• INSTRUCTION:
Count the lines below that contain the word "ममनस", and give only that number.

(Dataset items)
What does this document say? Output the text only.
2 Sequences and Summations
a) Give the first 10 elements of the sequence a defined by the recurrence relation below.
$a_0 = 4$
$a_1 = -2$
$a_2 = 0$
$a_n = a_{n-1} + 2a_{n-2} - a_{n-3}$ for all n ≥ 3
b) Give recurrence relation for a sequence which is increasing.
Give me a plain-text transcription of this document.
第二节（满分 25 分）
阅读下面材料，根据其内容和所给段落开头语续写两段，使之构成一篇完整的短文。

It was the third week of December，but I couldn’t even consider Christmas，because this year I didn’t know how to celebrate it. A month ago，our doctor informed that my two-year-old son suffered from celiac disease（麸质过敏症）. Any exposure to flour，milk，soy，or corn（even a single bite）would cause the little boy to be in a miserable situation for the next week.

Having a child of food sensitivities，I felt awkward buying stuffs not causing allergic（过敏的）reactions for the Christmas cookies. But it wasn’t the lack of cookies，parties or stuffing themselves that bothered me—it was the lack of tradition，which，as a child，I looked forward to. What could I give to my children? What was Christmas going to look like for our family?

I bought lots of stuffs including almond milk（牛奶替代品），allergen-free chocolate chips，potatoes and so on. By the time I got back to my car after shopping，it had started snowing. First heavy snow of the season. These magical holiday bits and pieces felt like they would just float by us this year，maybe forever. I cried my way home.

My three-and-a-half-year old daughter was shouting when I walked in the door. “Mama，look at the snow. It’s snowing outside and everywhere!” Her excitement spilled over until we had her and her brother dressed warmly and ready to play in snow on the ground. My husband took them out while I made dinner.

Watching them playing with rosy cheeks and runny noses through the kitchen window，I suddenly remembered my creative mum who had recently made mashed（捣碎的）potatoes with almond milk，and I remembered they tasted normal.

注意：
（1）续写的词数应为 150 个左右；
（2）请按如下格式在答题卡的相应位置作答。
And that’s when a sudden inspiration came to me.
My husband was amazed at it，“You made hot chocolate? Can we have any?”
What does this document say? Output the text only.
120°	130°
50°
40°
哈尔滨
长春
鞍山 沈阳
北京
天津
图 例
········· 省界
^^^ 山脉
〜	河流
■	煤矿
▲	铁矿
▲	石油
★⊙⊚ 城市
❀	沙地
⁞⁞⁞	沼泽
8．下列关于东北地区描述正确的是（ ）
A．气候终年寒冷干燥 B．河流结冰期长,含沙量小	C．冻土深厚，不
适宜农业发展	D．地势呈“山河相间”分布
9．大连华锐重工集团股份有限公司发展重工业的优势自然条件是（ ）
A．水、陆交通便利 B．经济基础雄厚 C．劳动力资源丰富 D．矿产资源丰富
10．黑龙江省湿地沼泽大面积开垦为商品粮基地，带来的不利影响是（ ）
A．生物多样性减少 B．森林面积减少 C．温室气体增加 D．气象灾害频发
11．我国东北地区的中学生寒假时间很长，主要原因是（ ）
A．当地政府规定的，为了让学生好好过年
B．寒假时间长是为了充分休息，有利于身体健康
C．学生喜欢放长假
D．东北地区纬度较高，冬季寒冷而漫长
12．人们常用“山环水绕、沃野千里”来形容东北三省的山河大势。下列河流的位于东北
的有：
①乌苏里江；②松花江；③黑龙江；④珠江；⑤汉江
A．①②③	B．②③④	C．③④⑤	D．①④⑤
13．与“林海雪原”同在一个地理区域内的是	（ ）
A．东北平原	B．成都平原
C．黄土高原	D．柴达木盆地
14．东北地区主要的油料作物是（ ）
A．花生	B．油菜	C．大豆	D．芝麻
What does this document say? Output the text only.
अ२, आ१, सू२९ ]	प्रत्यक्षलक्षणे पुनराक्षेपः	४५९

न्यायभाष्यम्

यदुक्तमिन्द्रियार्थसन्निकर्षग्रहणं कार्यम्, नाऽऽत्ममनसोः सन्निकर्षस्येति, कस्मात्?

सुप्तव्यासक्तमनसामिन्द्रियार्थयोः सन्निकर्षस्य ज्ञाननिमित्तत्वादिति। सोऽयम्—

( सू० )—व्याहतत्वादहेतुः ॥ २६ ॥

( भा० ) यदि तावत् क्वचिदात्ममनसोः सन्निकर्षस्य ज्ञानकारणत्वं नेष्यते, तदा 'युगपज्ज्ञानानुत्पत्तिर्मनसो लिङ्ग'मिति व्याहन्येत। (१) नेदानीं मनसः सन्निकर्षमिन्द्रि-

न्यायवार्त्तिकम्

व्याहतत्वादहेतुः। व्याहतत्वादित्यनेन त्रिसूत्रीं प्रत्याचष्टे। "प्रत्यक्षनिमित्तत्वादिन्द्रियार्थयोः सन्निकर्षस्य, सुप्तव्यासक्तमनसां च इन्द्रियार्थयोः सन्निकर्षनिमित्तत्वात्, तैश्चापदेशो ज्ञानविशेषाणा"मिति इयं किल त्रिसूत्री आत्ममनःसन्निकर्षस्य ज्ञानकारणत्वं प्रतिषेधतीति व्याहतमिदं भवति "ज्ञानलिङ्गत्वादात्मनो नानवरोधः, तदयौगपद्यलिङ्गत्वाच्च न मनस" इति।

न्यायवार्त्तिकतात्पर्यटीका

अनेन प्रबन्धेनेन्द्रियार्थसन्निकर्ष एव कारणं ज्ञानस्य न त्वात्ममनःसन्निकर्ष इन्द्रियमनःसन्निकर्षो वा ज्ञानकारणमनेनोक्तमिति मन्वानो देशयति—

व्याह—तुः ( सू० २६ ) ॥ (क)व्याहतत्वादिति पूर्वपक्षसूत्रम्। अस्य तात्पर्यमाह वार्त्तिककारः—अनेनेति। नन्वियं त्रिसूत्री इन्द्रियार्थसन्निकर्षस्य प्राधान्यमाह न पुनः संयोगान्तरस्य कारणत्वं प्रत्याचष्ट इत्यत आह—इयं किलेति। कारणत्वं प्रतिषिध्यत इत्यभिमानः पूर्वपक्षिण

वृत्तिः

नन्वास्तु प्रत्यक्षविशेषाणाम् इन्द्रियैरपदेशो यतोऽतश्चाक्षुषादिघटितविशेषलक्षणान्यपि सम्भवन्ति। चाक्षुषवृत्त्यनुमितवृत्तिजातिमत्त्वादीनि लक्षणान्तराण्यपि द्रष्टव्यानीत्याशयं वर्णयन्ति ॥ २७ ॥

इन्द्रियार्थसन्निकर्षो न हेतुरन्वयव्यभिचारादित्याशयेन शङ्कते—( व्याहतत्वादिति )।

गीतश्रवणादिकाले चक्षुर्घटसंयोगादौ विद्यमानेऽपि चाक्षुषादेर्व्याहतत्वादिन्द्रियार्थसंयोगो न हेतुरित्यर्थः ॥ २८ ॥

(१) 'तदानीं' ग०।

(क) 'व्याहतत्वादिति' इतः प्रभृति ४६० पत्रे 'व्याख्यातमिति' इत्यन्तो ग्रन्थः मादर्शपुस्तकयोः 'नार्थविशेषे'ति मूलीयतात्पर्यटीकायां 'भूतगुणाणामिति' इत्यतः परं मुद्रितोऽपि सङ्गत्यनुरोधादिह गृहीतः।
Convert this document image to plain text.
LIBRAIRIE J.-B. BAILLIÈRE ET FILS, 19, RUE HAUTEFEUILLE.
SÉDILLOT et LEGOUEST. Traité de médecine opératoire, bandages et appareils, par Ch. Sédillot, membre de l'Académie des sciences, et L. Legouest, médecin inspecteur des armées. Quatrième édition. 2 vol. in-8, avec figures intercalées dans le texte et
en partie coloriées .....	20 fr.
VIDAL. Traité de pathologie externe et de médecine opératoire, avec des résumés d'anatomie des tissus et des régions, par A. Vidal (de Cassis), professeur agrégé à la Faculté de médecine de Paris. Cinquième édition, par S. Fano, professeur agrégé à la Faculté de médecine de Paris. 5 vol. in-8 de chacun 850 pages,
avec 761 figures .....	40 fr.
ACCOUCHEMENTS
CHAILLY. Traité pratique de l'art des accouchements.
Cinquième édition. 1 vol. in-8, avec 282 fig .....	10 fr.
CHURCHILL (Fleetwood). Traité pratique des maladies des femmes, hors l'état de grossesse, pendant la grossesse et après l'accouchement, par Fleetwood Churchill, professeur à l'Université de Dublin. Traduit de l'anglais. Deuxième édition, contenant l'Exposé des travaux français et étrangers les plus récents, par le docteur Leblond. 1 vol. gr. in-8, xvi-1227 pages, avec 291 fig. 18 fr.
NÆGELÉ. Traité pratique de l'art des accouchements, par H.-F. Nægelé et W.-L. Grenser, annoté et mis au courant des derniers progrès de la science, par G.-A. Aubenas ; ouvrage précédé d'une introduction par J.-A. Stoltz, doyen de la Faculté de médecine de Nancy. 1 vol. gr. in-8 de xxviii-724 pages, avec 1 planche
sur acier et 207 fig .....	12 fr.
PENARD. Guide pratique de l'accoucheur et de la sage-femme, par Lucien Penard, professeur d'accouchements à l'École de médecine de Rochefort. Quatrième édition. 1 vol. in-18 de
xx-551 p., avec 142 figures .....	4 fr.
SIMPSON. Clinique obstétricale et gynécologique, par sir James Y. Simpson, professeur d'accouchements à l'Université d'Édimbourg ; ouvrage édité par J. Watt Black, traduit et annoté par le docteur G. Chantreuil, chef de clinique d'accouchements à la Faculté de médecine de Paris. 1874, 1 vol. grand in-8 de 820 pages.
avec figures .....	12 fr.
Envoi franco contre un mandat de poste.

• WRITTEN SOLUTION:
2